══ THE INPUT ══
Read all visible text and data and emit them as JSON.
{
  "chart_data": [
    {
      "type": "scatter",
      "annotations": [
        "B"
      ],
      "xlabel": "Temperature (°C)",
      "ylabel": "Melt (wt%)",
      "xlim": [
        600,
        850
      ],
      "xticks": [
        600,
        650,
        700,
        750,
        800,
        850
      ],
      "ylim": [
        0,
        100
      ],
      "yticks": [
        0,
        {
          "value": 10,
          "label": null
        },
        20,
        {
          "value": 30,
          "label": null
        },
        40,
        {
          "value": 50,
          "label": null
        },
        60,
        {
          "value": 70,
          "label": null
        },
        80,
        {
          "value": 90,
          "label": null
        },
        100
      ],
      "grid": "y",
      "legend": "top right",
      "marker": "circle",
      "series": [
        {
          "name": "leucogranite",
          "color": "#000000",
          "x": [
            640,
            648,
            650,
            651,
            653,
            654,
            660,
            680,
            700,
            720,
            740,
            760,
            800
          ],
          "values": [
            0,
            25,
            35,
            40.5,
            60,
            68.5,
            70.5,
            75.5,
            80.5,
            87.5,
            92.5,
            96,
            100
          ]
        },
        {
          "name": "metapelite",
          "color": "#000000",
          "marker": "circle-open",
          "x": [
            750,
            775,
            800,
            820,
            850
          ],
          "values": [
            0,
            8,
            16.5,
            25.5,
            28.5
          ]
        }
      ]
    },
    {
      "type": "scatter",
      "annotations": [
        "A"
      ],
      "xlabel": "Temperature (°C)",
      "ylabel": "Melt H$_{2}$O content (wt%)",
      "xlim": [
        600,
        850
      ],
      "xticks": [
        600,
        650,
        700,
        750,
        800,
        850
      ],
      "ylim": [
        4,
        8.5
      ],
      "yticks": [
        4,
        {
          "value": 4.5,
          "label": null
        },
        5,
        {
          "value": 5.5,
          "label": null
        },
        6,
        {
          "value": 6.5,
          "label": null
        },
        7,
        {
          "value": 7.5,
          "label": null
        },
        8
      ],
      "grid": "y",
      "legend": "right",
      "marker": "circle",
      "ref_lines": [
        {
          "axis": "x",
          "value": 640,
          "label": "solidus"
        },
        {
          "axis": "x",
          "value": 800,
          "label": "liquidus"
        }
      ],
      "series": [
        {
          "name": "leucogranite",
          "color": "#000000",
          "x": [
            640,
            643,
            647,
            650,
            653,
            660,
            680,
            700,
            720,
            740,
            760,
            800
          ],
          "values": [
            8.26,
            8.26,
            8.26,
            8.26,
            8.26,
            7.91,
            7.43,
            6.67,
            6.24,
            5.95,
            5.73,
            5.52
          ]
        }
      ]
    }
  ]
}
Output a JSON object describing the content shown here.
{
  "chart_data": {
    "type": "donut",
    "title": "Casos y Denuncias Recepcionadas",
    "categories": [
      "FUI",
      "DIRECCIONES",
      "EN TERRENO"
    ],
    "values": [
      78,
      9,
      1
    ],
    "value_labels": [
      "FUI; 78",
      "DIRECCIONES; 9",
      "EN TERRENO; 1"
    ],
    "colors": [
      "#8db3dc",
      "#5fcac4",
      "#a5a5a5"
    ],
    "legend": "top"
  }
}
═══
For the string "JSON", count the lines of the entries above that include it; answer with the number only.

THE ANSWER:
2